Stored data entries
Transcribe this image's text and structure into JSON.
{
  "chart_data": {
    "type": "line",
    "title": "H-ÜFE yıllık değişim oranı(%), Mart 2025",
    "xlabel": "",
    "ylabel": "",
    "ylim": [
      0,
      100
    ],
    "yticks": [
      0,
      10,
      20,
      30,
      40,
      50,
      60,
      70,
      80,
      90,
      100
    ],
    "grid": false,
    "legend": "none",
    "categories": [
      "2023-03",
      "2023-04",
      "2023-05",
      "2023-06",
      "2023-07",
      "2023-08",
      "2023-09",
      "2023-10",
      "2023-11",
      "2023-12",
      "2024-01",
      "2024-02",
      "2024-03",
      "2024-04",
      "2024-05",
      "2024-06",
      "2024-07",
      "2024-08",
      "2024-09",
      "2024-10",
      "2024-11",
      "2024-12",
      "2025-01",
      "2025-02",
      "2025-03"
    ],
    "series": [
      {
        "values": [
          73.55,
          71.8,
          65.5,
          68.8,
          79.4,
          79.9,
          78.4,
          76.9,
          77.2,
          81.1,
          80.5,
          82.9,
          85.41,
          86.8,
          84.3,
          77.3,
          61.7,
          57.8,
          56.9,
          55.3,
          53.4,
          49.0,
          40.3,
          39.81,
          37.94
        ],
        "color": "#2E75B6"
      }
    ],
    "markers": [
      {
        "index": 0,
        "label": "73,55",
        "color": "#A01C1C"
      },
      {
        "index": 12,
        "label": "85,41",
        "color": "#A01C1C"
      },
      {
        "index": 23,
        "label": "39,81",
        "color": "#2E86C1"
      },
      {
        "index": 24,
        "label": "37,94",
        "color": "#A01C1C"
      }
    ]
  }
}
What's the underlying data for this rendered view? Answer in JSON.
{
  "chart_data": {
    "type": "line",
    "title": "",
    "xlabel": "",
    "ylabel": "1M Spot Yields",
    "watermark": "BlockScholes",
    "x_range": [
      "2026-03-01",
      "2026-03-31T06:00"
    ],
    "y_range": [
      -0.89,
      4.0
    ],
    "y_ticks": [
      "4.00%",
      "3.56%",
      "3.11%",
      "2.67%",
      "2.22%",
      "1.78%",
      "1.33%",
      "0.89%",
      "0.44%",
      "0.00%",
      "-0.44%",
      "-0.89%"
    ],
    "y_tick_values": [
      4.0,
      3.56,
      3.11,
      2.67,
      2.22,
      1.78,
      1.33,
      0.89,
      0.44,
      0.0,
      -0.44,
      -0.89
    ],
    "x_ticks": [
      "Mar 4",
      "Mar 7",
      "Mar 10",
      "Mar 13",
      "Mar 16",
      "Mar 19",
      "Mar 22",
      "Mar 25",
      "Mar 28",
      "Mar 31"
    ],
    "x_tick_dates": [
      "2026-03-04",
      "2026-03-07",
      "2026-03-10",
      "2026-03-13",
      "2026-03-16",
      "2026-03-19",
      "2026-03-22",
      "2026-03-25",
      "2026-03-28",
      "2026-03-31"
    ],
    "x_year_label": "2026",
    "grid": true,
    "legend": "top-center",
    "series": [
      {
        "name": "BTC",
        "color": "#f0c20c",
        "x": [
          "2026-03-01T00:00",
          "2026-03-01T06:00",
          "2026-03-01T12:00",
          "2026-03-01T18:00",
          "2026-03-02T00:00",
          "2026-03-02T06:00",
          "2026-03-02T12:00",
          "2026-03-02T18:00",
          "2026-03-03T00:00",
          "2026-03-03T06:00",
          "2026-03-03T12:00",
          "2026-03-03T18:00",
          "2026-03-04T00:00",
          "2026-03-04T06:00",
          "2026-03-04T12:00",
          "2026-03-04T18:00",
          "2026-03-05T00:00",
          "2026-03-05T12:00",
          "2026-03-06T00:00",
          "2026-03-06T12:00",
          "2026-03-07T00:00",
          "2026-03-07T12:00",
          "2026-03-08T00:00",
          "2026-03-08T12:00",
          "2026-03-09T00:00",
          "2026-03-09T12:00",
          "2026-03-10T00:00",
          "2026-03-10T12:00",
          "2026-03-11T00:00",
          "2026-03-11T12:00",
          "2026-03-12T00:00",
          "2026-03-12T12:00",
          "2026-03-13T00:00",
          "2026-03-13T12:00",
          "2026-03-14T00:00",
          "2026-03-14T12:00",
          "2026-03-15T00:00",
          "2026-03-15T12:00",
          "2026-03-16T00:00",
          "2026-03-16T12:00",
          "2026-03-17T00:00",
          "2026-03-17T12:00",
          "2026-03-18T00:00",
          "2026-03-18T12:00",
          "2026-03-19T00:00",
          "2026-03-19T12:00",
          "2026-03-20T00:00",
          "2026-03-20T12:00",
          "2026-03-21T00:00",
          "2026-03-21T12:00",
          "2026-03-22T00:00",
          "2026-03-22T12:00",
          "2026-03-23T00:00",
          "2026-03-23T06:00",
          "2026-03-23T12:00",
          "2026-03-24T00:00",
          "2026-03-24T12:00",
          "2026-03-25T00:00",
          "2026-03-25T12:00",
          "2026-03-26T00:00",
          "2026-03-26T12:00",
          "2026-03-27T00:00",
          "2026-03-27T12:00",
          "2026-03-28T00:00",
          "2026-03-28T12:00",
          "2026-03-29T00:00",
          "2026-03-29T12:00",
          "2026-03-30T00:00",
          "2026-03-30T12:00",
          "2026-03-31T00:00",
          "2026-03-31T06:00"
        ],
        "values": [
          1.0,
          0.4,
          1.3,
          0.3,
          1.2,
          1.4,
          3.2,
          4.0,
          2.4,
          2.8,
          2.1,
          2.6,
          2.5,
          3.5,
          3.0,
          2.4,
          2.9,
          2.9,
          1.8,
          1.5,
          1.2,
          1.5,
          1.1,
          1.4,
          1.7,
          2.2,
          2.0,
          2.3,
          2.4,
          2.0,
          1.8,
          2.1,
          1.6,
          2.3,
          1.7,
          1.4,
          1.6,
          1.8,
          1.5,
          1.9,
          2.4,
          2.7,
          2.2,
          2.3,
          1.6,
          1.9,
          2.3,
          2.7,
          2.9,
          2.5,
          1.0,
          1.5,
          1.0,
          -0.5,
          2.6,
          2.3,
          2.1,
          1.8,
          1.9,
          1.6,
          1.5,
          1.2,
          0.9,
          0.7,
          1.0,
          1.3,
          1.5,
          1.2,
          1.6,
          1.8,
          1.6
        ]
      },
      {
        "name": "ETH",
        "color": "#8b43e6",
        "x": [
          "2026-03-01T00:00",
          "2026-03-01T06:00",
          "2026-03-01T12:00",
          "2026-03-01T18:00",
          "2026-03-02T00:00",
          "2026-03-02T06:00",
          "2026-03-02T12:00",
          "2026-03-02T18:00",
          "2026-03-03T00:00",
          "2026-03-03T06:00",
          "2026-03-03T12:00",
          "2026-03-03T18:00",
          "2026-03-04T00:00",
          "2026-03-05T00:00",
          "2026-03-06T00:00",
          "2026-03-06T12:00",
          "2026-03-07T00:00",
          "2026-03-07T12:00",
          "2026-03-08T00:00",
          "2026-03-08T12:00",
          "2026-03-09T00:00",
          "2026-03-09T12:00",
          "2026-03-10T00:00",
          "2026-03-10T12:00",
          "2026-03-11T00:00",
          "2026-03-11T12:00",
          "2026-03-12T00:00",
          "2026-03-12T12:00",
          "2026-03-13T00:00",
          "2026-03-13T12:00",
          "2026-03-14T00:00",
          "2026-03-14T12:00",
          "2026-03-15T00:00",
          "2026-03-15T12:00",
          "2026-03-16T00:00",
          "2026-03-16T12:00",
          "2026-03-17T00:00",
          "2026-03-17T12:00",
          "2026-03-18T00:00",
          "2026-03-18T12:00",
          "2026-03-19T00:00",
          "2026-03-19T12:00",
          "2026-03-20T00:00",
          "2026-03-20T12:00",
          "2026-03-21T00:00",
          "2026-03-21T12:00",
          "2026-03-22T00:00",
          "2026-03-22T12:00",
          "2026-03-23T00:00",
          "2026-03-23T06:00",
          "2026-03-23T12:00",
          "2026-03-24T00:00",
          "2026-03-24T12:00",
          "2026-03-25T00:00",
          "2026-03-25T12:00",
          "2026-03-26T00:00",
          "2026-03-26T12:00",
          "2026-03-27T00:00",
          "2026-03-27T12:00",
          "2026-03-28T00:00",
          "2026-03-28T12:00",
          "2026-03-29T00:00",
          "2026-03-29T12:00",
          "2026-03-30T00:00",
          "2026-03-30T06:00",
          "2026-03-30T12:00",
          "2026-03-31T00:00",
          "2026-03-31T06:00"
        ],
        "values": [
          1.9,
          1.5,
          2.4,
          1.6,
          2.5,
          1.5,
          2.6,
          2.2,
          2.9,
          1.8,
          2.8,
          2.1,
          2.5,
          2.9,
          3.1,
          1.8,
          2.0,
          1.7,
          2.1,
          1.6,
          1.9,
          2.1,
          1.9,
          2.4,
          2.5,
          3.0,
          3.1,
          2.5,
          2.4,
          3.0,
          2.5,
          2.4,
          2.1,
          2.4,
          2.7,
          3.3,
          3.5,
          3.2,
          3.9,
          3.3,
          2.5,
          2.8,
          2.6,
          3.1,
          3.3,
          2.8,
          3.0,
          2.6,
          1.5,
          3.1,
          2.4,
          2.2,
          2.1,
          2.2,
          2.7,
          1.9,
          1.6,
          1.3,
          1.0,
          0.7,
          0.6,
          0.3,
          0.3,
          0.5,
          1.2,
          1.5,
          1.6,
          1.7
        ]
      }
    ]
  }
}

SHORT PROBLEM —
Locate the word "JSON" in the entries, and copy every line where it is found.

THE ANSWER —
Transcribe this image's text and structure into JSON.
What's the underlying data for this rendered view? Answer in JSON.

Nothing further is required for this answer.